**Request A**. According to the ECMA-418-2 text, why does the specific loudness calculation include half-wave rectification?
**Request B**. Extend the ECMA-418-2 text past its final line with a few more paragraphs.
[START OF Text]
The tonality calculation is summarized in the second figure below. Its input is basically the specific loudness calculated according to a hearing model described in the standard (summarized in the first figure).

Specific loudness according to ECMA-418-2

Calculation of specific loudness according to ECMA-418-2 relies on a perception model, and includes these steps:

  • Outer and middle/inner ear filtering
  • Decomposition of the signal into overlapping critical bands by means of an auditory filterbank
  • Half-wave rectification, to account for the fact the auditory nerves only fire when the basilar membrane vibrates in a specific direction
  • Time-block-wise root-mean-square value calculation
  • Compressive non-linearity to transform signal energy into loudness values
  • Comparison to threshold in quiet to obtain the final specific loudness values
Figure 1. Calculation of ECMA-418-2 specific loudness. From ECMA-418-2 (Figure F.1)
[END OF Text]
[START OF Data lines]
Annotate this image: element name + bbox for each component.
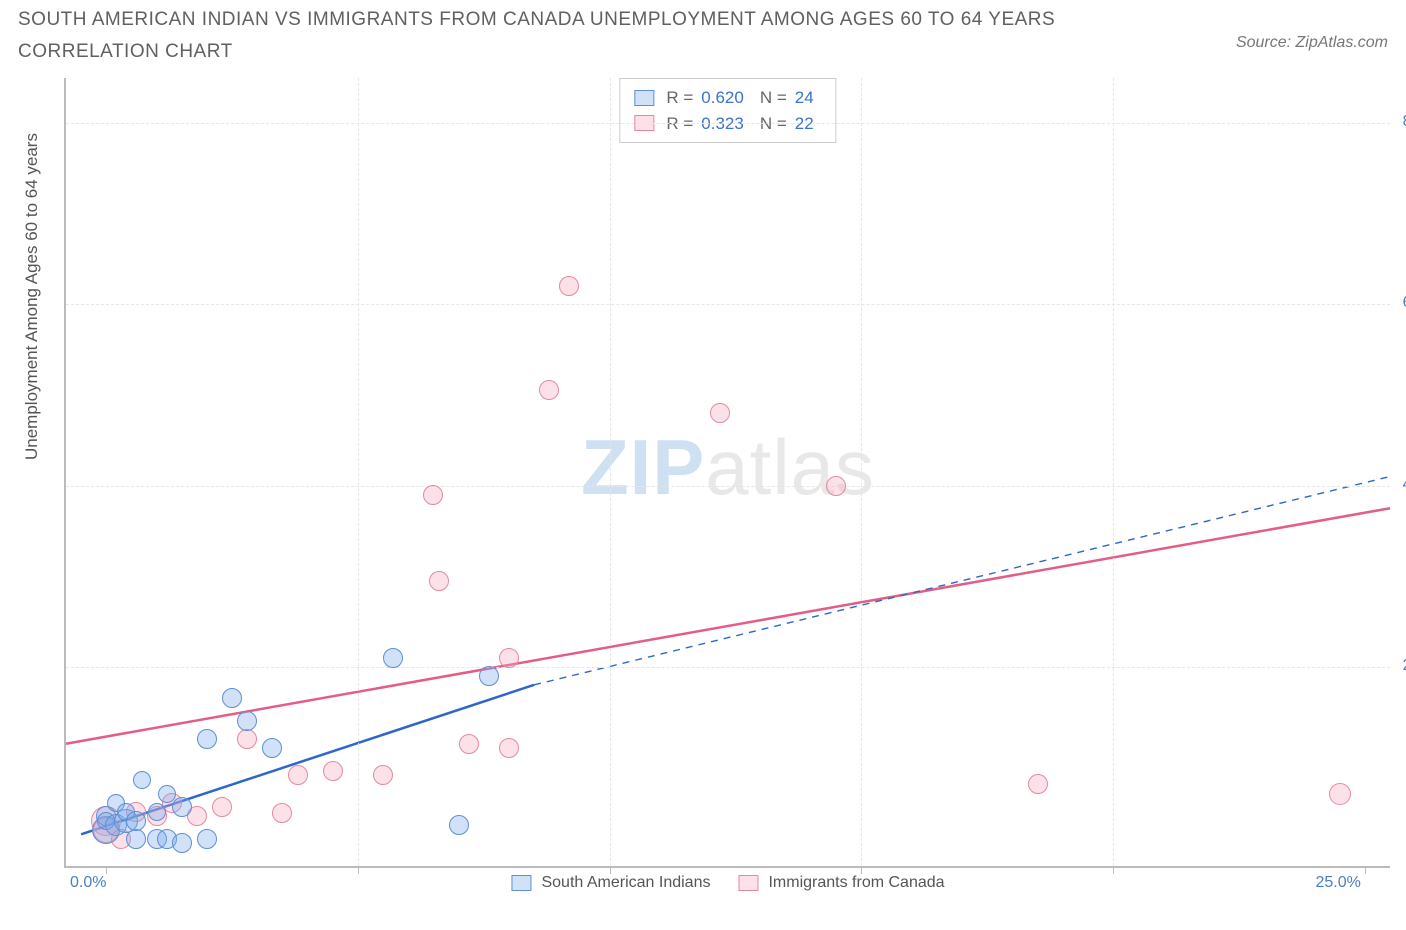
xtick-mark bbox=[106, 866, 107, 874]
point-series-b bbox=[559, 276, 579, 296]
stats-row: R = 0.620 N = 24 bbox=[634, 85, 821, 111]
legend-label: Immigrants from Canada bbox=[768, 874, 944, 892]
point-series-a bbox=[126, 811, 146, 831]
xtick-mark bbox=[1113, 866, 1114, 874]
ytick-label: 40.0% bbox=[1396, 476, 1406, 494]
stat-label: N = bbox=[760, 85, 787, 111]
bottom-legend: South American Indians Immigrants from C… bbox=[511, 874, 944, 892]
gridline-h bbox=[66, 486, 1390, 487]
ytick-label: 60.0% bbox=[1396, 294, 1406, 312]
stat-r-value: 0.620 bbox=[701, 85, 744, 111]
legend-item: South American Indians bbox=[511, 874, 710, 892]
point-series-a bbox=[172, 833, 192, 853]
point-series-b bbox=[423, 485, 443, 505]
stats-legend: R = 0.620 N = 24 R = 0.323 N = 22 bbox=[619, 78, 836, 143]
gridline-h bbox=[66, 304, 1390, 305]
point-series-b bbox=[710, 403, 730, 423]
point-series-a bbox=[262, 738, 282, 758]
swatch-series-a-icon bbox=[511, 875, 531, 891]
point-series-b bbox=[1329, 783, 1351, 805]
point-series-b bbox=[499, 648, 519, 668]
gridline-v bbox=[358, 78, 359, 866]
trend-line bbox=[534, 477, 1390, 685]
legend-label: South American Indians bbox=[541, 874, 710, 892]
point-series-a bbox=[237, 711, 257, 731]
point-series-a bbox=[222, 688, 242, 708]
stat-label: R = bbox=[666, 85, 693, 111]
point-series-a bbox=[133, 771, 151, 789]
point-series-b bbox=[288, 765, 308, 785]
point-series-b bbox=[323, 761, 343, 781]
xtick-label: 0.0% bbox=[70, 874, 106, 892]
point-series-a bbox=[197, 829, 217, 849]
point-series-a bbox=[126, 829, 146, 849]
gridline-h bbox=[66, 123, 1390, 124]
y-axis-title: Unemployment Among Ages 60 to 64 years bbox=[22, 133, 42, 460]
point-series-a bbox=[172, 797, 192, 817]
point-series-a bbox=[158, 785, 176, 803]
gridline-v bbox=[861, 78, 862, 866]
swatch-series-a-icon bbox=[634, 90, 654, 106]
legend-item: Immigrants from Canada bbox=[738, 874, 944, 892]
ytick-label: 20.0% bbox=[1396, 657, 1406, 675]
source-caption: Source: ZipAtlas.com bbox=[1236, 34, 1388, 52]
point-series-b bbox=[373, 765, 393, 785]
point-series-a bbox=[197, 729, 217, 749]
stat-n-value: 24 bbox=[795, 85, 814, 111]
point-series-a bbox=[148, 803, 166, 821]
xtick-label: 25.0% bbox=[1315, 874, 1360, 892]
gridline-h bbox=[66, 667, 1390, 668]
point-series-b bbox=[539, 380, 559, 400]
xtick-mark bbox=[861, 866, 862, 874]
xtick-mark bbox=[358, 866, 359, 874]
chart-title: SOUTH AMERICAN INDIAN VS IMMIGRANTS FROM… bbox=[18, 4, 1138, 69]
point-series-a bbox=[449, 815, 469, 835]
point-series-b bbox=[272, 803, 292, 823]
trend-line bbox=[66, 508, 1390, 743]
gridline-v bbox=[1113, 78, 1114, 866]
point-series-b bbox=[237, 729, 257, 749]
point-series-b bbox=[459, 734, 479, 754]
point-series-a bbox=[479, 666, 499, 686]
gridline-v bbox=[610, 78, 611, 866]
xtick-mark bbox=[1365, 866, 1366, 874]
point-series-b bbox=[1028, 774, 1048, 794]
xtick-mark bbox=[610, 866, 611, 874]
point-series-b bbox=[429, 571, 449, 591]
point-series-b bbox=[212, 797, 232, 817]
swatch-series-b-icon bbox=[738, 875, 758, 891]
plot-area: ZIPatlas R = 0.620 N = 24 R = 0.323 N = … bbox=[64, 78, 1390, 868]
ytick-label: 80.0% bbox=[1396, 113, 1406, 131]
point-series-b bbox=[826, 476, 846, 496]
point-series-a bbox=[383, 648, 403, 668]
point-series-b bbox=[499, 738, 519, 758]
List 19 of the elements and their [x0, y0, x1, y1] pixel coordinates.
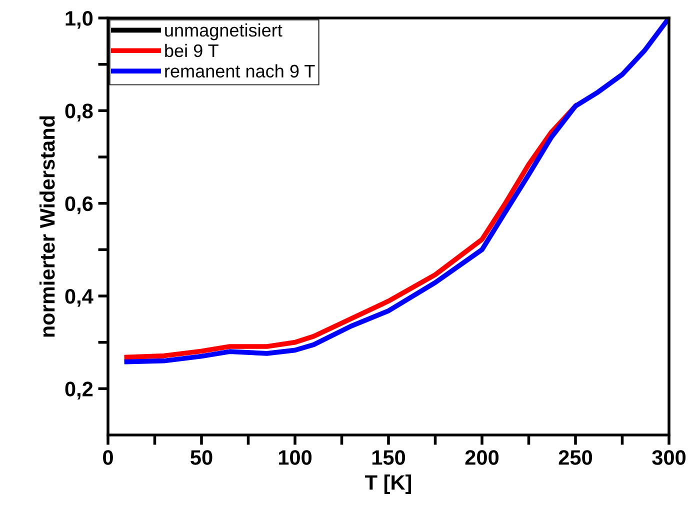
[END OF Data lines]
**Task output A**. Auditory nerves only fire when the basilar membrane vibrates in a specific direction.

**Task output B**.
Tonality from specific loudness

The calculation of tonality relies on a hypothesis under which the neuronal processing in human hearing applies a running autocorrelation analysis of the critical band signals. Calculation follows these steps:

  • Block-wise autocorrelation functions (ACF) applied to the outputs of the auditory filterbank
  • Averaging across neighboring critical bands and time blocks
  • Windowing of the averaged ACFs to focus analysis on the tonality part
  • Estimation of the tonal loudness using a Discrete Fourier Transform of the windowed ACFs
  • Noise reduction corresponding to a ratio calculation between tonal loudness and total loudness
  • Final estimation of specific tonality, time-dependent tonality, and overall tonality values
Figure 2. Calculation of ECMA-418-2 tonality. From ECMA-418-2 (Figure G.1)